• Document excerpt:
I mean, to me, it's just simply that China is not China. You mentioned how to restrain

or look at this. To me, at least there's some tension between a realist and restrained look

at these issues. From a realist point of view, China is a rising power peer competitor to American

interest, especially in East Asia with a lot of our allies there. Russia just isn't. And the other

flip side to this to me too is, if we are concerned about a rising China, which I am,

getting bogged down in Eastern Europe with a mid tier power like Russia is probably the last thing

that we want to do. We need to be laser focused on the threat in the East. And that means reshoring

right now. I don't want to get into a military conflict over Taiwan. I certainly do not.

But to avoid that, we need to be laser focused on that and not getting bogged down in Eastern

Europe. So to me, it's almost that because Russia and China are different, one is more

powerful than the other, one is more of a threat to national interests. That's all the more reason

that we shouldn't be getting involved in Ukraine. And instead, turning our attention to the threat

from the East. Yeah, if there's one foreign policy thinker who you would give the crown

of Mr. Realist, it's John Meersheimer. And he's very much a we got to confront China kind of guy.

And he's in and in spite of that has been at the forefront of people, probably maybe even more

dovish on Ukraine than most people attack. So clearly, it is a long standing strain within

the tech coalition that China is a serious threat in a way that Russia isn't. China threatens our

vital national interests in a way that Russia doesn't. And that's why Taiwan is just a completely

different animal than Ukraine. You know, something I'm curious about to bring it back to the 2002

Iraq war context. I'm having a bunch of kind of leftist, more progressive thinkers on foreign

policy who push back against a lot of the great power competition, Cold War two context, we're

not even talking about Ukraine, we're talking really about China. I wonder as two, you know,

writers, editors, publishers at the conservative publication that really is rooted in opposition

to the Iraq war, raising big questions about how, okay, 9 11s happened, there's a bunch of

different paths we're on. If we get on this one, this, this, this, and that happens, which I think

is pretty prescient on the case there. So that's where the street cred comes from. How do you look

at this Cold War two great power competition of China? Like, what are warning signs for you?

• Challenges:
A: Answer each question about the transcript on China, Russia, and Ukraine.
(i) What kind of power does the speaker call Russia?
(ii) Who is named as the foreign policy thinker who would receive the crown of "Mr. Realist"?
(iii) Opposition to which war is the conservative publication described as being rooted in?
B: Carry on the transcript on China, Russia, and Ukraine, beginning right after its final question about warning signs.

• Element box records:
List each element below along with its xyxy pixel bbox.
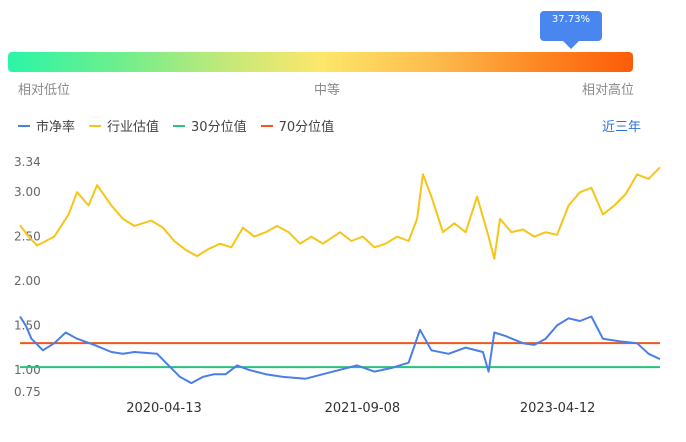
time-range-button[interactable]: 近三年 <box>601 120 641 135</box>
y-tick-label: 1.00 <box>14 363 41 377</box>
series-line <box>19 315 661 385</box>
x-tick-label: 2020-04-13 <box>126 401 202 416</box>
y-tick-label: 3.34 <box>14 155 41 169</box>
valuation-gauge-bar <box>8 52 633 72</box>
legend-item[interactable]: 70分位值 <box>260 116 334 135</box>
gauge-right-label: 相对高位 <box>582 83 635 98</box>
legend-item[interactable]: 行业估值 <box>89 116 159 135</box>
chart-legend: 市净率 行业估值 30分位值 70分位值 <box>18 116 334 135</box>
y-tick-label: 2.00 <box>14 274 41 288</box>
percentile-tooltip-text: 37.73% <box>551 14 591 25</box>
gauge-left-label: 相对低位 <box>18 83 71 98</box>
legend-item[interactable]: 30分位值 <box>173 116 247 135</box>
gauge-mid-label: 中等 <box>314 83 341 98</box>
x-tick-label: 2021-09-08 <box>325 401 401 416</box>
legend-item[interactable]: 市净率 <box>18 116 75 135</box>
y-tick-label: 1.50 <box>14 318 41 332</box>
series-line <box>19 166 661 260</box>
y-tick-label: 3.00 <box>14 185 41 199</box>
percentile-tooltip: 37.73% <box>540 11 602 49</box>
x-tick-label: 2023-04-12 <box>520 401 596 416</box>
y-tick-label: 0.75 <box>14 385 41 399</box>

• Exercise responses:
A:
(i) A mid tier power.
(ii) John Meersheimer.
(iii) The Iraq war.

B:
So like, bring your most 2002 energy to this book, what are you concerned about, given the

the bipartisan hawkish, hawkish consensus that's starting to form?

I'm not sure I understand exactly. Basically, what I'm asking is, if it's 2002, September 11th

has happened, the US has obviously been under attack by Al Qaeda, there's this broader, like,

Islamist movement, which is explicitly said it's at war with the United States, we go into Afghanistan

in the case to George W. Bush administration is making is preemptive war. And this is once again,

the essay of it's in the attack essay preemptive war is the solution to keeping the US safe in

the 21st century. Obviously, tack is writing against that sitting in the year 2023. There's

an increasingly bipartisan consensus that we are almost inextricably tied into a hostile and

potentially aggressive relationship with China. So given the spirit of tack issuing warnings

against that preemptive process that we underwent in 2002, what does your most, let's say,

PAPU canon spirit within you tell you, you would worry about when it comes to the US and China

going into the new year?

I will give Emil time to ponder his answer while I give you what will probably be a very

unsatisfying one, which is that I like your comparison, but I don't see the metaphor lining up

the way that you do. The reason to be against preemptive war in Iraq was because of the unintended

consequences. You could say Saddam Hussein, bad guy, Islamism, jihadism, real threat to America,

but war with Iraq is going to make things worse on both of those fronts and give us a bunch of

other problems that we didn't have before. When I think about unintended consequences,

which for me is the most important trait of a conservative and especially attack style conservative

is a sensitivity to unintended consequences. I think about China, but not China in 2023,

when we're all kind of looking down from the bottom of the whole thinking,

huh, we've dug ourselves in a hole here. I think about China in the year 2000 or in the 90s,

and people realized that China was a growing power. She wasn't a backward giant anymore.

She was getting stronger economically. The Deng Chaoping reforms were really just going gangbusters.

We were going to have to deal with China, and a lot of people said, well, we need to deal with

China by becoming more economically integrated with them. The more economically integrated we are

with them, the more likely it will be that they will move in our direction and she will have a

peaceful rise and they will become more democratic. They'll get a taste of freedom and say, wow,

freedom, that's great. We need more of that here. We will democratize China by trading with them.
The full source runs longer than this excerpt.